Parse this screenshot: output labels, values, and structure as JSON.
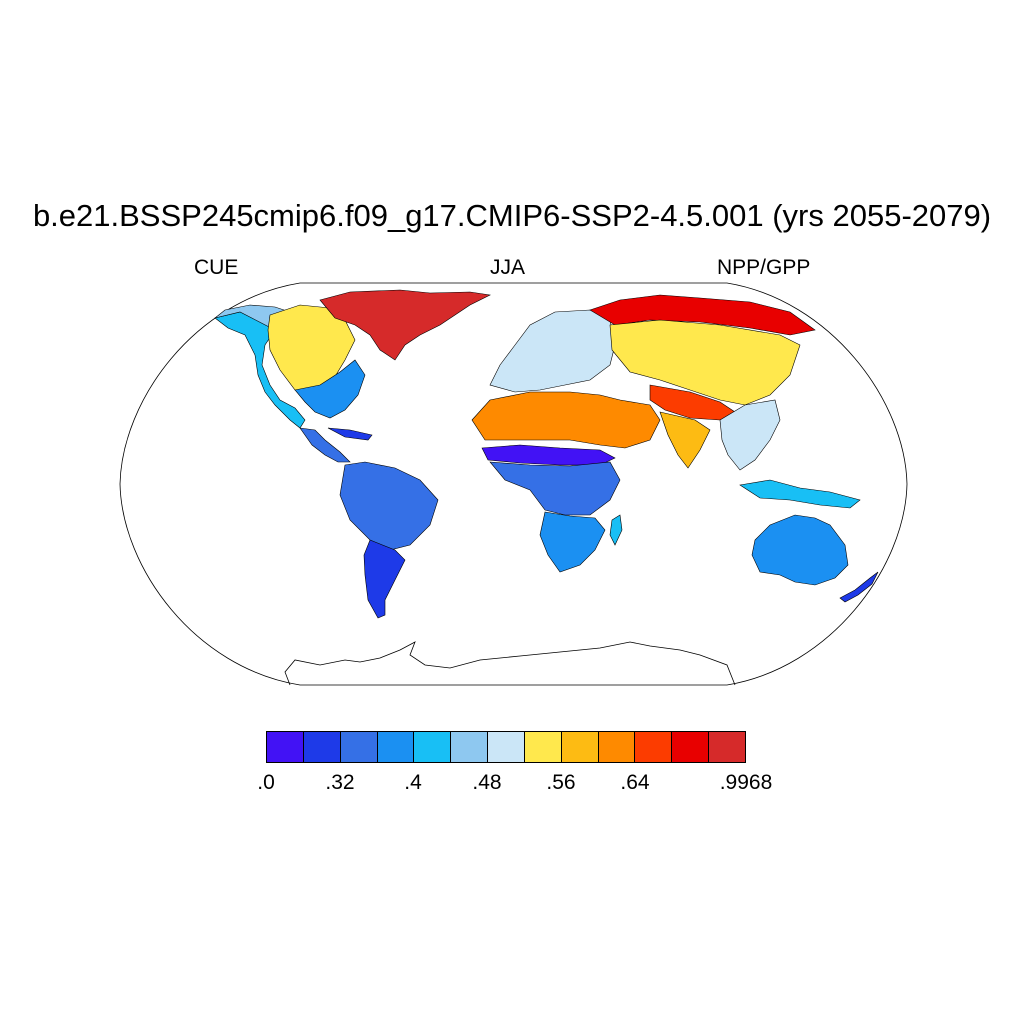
{
  "title": "b.e21.BSSP245cmip6.f09_g17.CMIP6-SSP2-4.5.001 (yrs 2055-2079)",
  "subtitles": {
    "left": "CUE",
    "center": "JJA",
    "right": "NPP/GPP"
  },
  "map": {
    "projection": "Robinson",
    "variable": "CUE (NPP/GPP)",
    "season": "JJA",
    "regions": [
      {
        "name": "Greenland / Canadian Arctic",
        "level": 12
      },
      {
        "name": "Alaska",
        "level": 5
      },
      {
        "name": "Canada interior",
        "level": 7
      },
      {
        "name": "Eastern United States",
        "level": 3
      },
      {
        "name": "Western United States",
        "level": 4
      },
      {
        "name": "Central America",
        "level": 2
      },
      {
        "name": "Amazon",
        "level": 2
      },
      {
        "name": "Southern South America",
        "level": 1
      },
      {
        "name": "Europe",
        "level": 6
      },
      {
        "name": "Northern Siberia",
        "level": 11
      },
      {
        "name": "Central Asia",
        "level": 7
      },
      {
        "name": "Sahel",
        "level": 0
      },
      {
        "name": "Sahara / Arabia",
        "level": 9
      },
      {
        "name": "Central Africa",
        "level": 2
      },
      {
        "name": "Southern Africa",
        "level": 3
      },
      {
        "name": "Tibet",
        "level": 10
      },
      {
        "name": "India",
        "level": 8
      },
      {
        "name": "Southeast Asia",
        "level": 6
      },
      {
        "name": "Maritime Continent",
        "level": 4
      },
      {
        "name": "Australia",
        "level": 3
      },
      {
        "name": "New Zealand",
        "level": 1
      }
    ]
  },
  "colorbar": {
    "colors": [
      "#4212f5",
      "#1e3ae8",
      "#3570e6",
      "#1b90f2",
      "#18bff5",
      "#8ec8f0",
      "#cbe6f7",
      "#ffe84d",
      "#fdbb13",
      "#fe8a00",
      "#fc3c00",
      "#e80000",
      "#d62a2a"
    ],
    "tick_labels": [
      ".0",
      ".32",
      ".4",
      ".48",
      ".56",
      ".64",
      ".9968"
    ]
  }
}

==*==

- [What is asked]: Pictures are not part of the copy; reproduce everything else in the records exactly.

- [Answer to the problem]:
Parse this screenshot: output labels, values, and structure as JSON.
{
  "title": "b.e21.BSSP245cmip6.f09_g17.CMIP6-SSP2-4.5.001 (yrs 2055-2079)",
  "subtitles": {
    "left": "CUE",
    "center": "JJA",
    "right": "NPP/GPP"
  },
  "map": {
    "projection": "Robinson",
    "variable": "CUE (NPP/GPP)",
    "season": "JJA",
    "regions": [
      {
        "name": "Greenland / Canadian Arctic",
        "level": 12
      },
      {
        "name": "Alaska",
        "level": 5
      },
      {
        "name": "Canada interior",
        "level": 7
      },
      {
        "name": "Eastern United States",
        "level": 3
      },
      {
        "name": "Western United States",
        "level": 4
      },
      {
        "name": "Central America",
        "level": 2
      },
      {
        "name": "Amazon",
        "level": 2
      },
      {
        "name": "Southern South America",
        "level": 1
      },
      {
        "name": "Europe",
        "level": 6
      },
      {
        "name": "Northern Siberia",
        "level": 11
      },
      {
        "name": "Central Asia",
        "level": 7
      },
      {
        "name": "Sahel",
        "level": 0
      },
      {
        "name": "Sahara / Arabia",
        "level": 9
      },
      {
        "name": "Central Africa",
        "level": 2
      },
      {
        "name": "Southern Africa",
        "level": 3
      },
      {
        "name": "Tibet",
        "level": 10
      },
      {
        "name": "India",
        "level": 8
      },
      {
        "name": "Southeast Asia",
        "level": 6
      },
      {
        "name": "Maritime Continent",
        "level": 4
      },
      {
        "name": "Australia",
        "level": 3
      },
      {
        "name": "New Zealand",
        "level": 1
      }
    ]
  },
  "colorbar": {
    "colors": [
      "#4212f5",
      "#1e3ae8",
      "#3570e6",
      "#1b90f2",
      "#18bff5",
      "#8ec8f0",
      "#cbe6f7",
      "#ffe84d",
      "#fdbb13",
      "#fe8a00",
      "#fc3c00",
      "#e80000",
      "#d62a2a"
    ],
    "tick_labels": [
      ".0",
      ".32",
      ".4",
      ".48",
      ".56",
      ".64",
      ".9968"
    ]
  }
}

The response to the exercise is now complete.